▶ _Listed entries_:
□ □ □ □

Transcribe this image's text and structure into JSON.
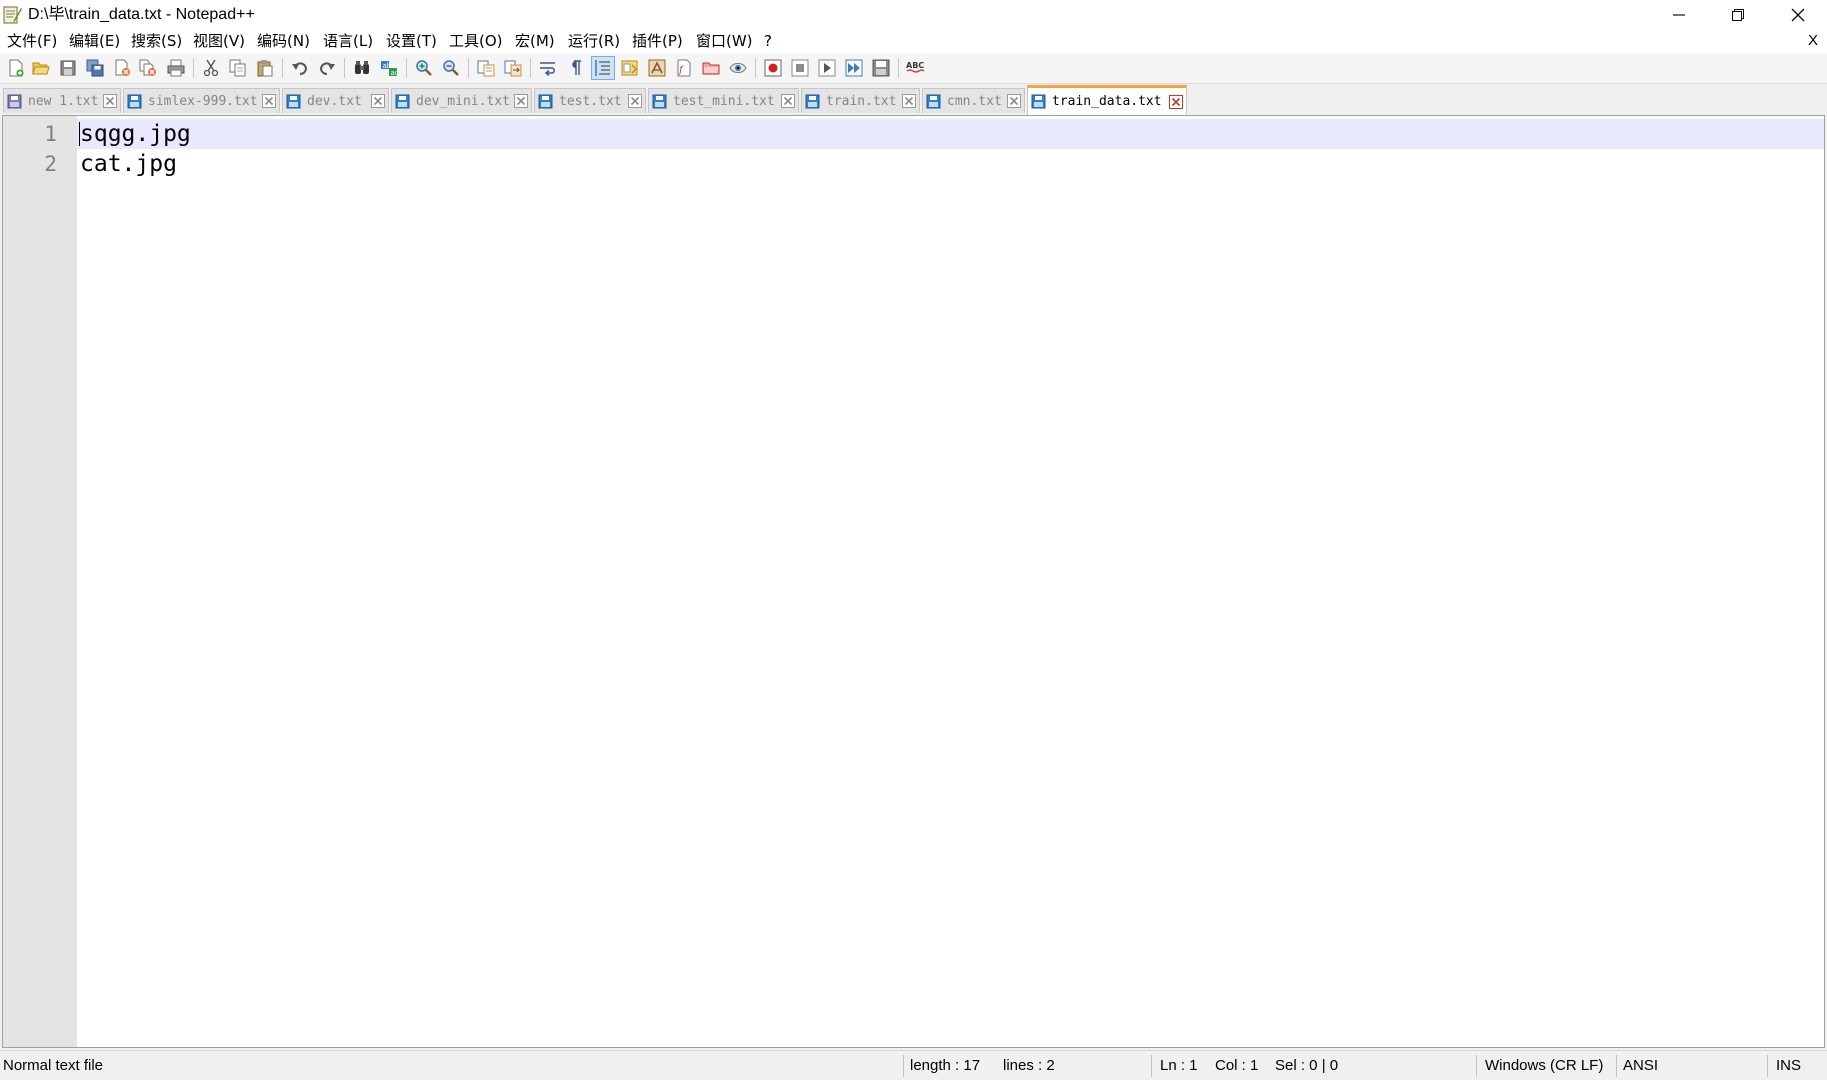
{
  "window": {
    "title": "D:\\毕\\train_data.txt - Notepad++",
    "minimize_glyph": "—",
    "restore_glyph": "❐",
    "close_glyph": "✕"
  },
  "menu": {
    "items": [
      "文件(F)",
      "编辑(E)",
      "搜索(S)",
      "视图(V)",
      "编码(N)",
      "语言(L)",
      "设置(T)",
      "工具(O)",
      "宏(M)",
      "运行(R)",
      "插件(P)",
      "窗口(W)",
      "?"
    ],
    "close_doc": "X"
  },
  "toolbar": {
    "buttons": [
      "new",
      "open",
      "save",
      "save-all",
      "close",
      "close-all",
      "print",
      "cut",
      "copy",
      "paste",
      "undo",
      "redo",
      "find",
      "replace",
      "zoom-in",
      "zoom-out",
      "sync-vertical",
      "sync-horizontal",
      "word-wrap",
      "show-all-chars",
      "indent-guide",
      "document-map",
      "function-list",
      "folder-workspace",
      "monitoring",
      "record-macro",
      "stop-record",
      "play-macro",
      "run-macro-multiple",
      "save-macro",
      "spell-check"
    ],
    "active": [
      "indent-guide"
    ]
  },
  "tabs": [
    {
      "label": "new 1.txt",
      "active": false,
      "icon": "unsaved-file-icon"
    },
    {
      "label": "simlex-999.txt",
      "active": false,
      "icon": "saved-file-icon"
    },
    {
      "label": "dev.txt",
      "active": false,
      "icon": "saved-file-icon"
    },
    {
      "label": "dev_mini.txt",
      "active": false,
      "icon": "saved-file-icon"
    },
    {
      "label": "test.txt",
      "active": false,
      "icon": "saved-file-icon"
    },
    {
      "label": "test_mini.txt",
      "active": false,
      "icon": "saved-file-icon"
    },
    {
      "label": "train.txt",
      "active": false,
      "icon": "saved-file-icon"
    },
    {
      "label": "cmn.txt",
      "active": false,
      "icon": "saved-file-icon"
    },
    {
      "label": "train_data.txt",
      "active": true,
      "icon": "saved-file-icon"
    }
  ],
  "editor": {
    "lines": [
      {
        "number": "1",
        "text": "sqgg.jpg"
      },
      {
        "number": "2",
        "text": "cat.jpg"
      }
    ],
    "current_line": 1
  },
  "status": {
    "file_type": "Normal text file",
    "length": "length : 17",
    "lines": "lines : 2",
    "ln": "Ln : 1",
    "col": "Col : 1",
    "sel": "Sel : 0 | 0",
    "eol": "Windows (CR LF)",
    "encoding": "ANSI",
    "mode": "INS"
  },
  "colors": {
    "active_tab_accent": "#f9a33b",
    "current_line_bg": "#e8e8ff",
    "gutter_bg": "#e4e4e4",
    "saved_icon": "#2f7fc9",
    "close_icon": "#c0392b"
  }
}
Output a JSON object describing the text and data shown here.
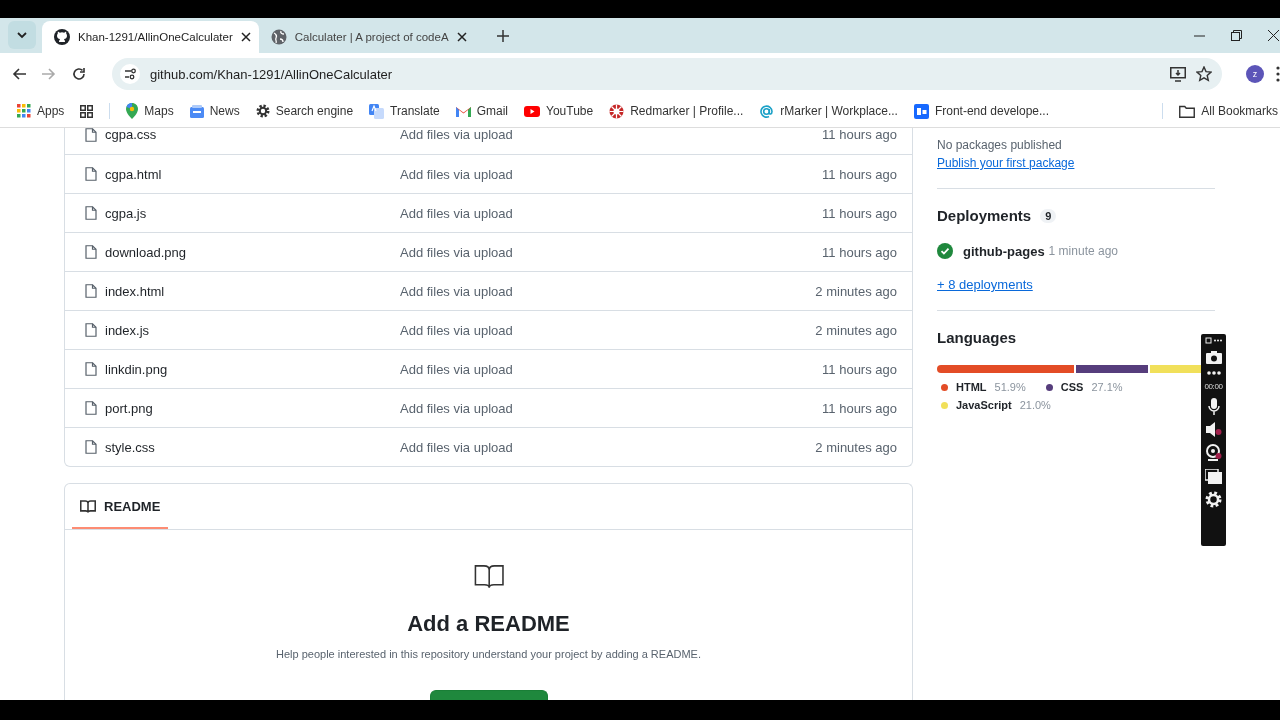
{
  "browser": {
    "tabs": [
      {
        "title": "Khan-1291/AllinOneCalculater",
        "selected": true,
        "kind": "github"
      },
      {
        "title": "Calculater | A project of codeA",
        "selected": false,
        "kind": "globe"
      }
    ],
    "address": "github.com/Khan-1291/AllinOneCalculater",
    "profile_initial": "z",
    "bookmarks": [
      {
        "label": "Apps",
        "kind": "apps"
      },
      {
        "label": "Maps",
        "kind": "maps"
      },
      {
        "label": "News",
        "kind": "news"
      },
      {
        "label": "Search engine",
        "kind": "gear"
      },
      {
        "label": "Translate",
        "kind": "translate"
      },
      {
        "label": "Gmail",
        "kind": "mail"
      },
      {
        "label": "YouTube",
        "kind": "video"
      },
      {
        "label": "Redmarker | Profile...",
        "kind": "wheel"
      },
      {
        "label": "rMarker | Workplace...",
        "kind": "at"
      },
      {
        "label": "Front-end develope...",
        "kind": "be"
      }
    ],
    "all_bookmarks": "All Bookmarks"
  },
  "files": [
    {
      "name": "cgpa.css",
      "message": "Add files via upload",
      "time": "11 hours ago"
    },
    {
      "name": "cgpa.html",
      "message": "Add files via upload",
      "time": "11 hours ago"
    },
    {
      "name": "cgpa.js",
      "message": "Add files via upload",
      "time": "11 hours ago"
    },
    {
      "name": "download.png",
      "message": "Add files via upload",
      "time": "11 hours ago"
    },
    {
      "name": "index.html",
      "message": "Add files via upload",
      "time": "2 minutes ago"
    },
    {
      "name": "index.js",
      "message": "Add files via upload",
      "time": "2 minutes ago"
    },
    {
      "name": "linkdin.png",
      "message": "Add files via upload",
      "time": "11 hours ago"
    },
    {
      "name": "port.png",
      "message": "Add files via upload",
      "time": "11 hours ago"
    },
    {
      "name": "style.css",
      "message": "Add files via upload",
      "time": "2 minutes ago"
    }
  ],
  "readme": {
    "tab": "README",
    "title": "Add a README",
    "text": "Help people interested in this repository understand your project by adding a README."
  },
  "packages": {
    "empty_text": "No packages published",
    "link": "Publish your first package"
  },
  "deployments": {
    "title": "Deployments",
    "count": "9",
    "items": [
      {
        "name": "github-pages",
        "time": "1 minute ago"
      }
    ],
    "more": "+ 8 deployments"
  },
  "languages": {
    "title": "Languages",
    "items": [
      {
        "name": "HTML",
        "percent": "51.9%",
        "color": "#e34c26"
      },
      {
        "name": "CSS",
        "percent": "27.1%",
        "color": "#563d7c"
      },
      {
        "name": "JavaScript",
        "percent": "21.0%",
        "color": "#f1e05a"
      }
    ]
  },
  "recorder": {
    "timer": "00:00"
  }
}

□ □ □ □

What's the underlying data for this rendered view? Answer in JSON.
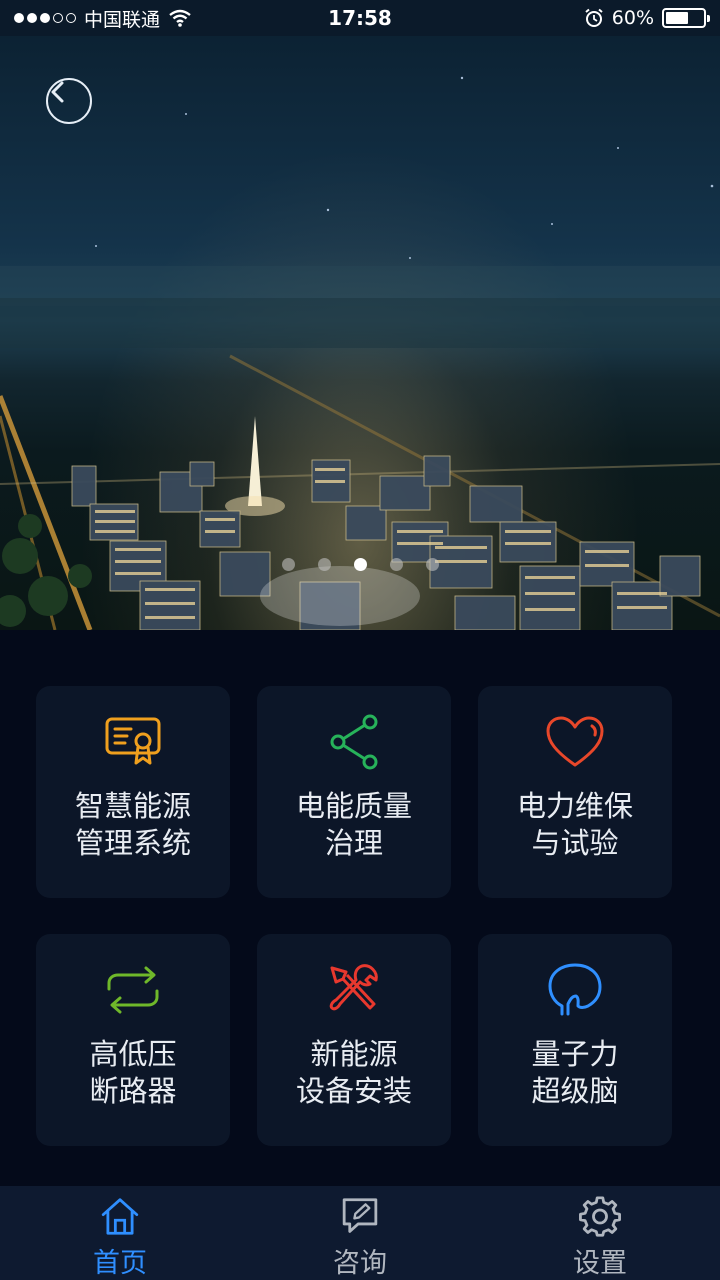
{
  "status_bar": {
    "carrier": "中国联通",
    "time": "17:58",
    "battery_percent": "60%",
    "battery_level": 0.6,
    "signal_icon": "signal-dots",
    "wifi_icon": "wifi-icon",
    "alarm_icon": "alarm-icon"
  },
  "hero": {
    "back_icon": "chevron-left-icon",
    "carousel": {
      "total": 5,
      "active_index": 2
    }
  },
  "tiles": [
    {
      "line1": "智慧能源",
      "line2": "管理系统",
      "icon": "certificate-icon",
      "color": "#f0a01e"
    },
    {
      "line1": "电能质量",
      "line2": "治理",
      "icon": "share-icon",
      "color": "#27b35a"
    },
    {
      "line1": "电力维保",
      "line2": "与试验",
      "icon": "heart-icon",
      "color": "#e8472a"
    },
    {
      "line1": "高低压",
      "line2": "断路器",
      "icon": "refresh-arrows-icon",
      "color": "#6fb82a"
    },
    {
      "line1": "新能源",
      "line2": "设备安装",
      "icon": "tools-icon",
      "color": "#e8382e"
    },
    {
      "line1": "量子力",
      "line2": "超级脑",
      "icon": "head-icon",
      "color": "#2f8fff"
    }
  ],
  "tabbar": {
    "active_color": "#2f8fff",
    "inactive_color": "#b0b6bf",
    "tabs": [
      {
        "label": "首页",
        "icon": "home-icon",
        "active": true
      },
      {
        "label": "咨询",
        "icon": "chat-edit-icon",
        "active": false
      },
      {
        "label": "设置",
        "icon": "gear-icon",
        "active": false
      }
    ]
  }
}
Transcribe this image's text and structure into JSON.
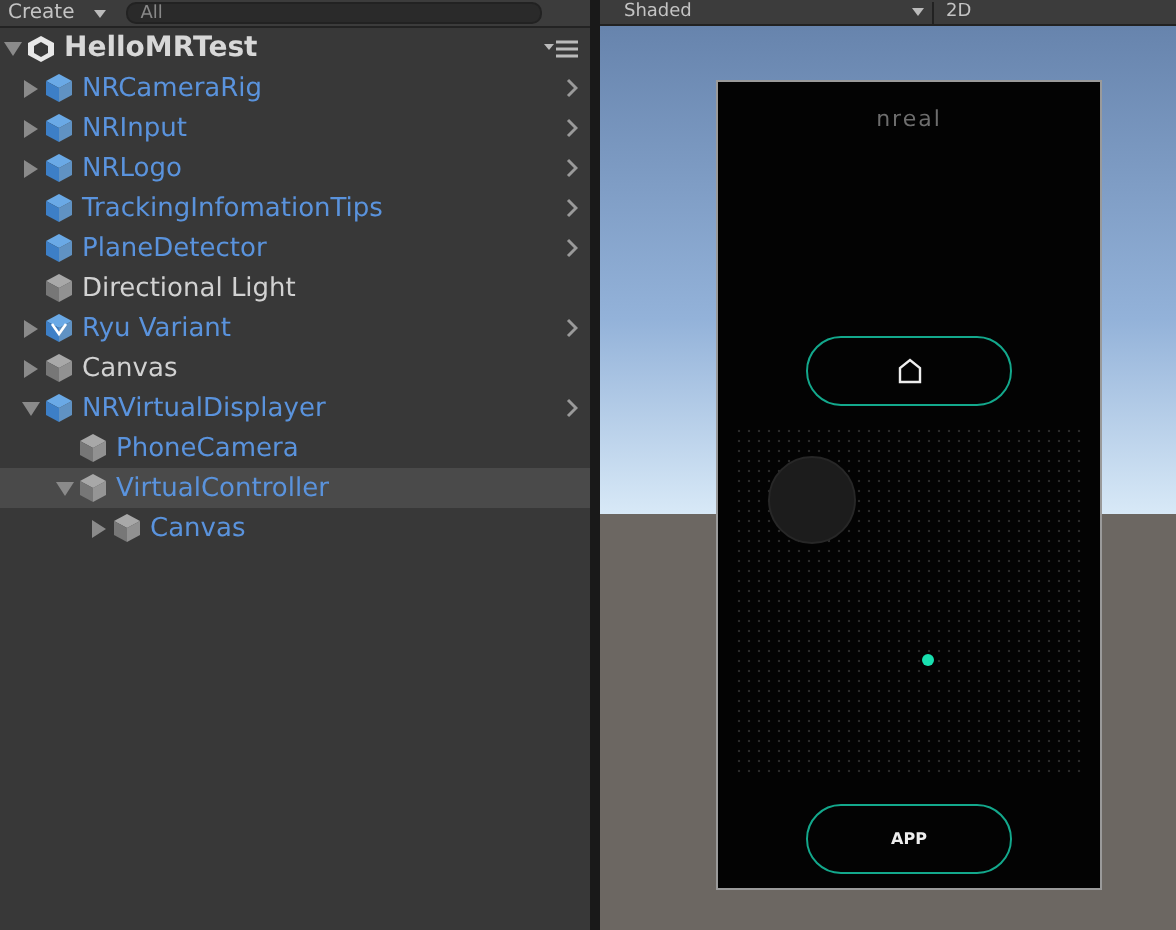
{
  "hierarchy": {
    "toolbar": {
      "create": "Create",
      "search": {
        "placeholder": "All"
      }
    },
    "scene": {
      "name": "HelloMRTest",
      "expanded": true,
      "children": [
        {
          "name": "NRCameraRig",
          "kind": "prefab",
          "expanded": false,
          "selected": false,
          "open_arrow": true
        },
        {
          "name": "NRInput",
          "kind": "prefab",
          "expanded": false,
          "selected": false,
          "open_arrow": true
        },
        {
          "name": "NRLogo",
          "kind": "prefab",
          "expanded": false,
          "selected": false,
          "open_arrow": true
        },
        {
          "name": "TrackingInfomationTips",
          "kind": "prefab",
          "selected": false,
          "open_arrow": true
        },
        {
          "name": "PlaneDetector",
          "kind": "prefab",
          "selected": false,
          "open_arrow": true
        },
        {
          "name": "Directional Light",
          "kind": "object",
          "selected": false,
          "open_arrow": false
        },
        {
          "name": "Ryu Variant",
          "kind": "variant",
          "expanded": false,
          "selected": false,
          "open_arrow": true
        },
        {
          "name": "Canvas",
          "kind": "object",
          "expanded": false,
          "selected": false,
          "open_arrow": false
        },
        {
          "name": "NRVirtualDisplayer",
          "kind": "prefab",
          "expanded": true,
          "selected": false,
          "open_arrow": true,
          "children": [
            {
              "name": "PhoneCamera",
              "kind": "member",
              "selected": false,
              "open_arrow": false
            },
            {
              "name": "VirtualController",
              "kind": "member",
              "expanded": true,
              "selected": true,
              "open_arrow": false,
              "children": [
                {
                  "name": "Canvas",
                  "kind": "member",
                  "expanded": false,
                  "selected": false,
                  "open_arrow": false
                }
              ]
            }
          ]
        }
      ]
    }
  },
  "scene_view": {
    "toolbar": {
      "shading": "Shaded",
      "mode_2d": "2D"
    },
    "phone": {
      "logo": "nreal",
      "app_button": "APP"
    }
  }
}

□ □ □ □

▶ _Exercise requirements_:
Copy all lines from the material that contain "AllinOneCalculater".

▶ _Result below_:
        "title": "Khan-1291/AllinOneCalculater",
    "address": "github.com/Khan-1291/AllinOneCalculater",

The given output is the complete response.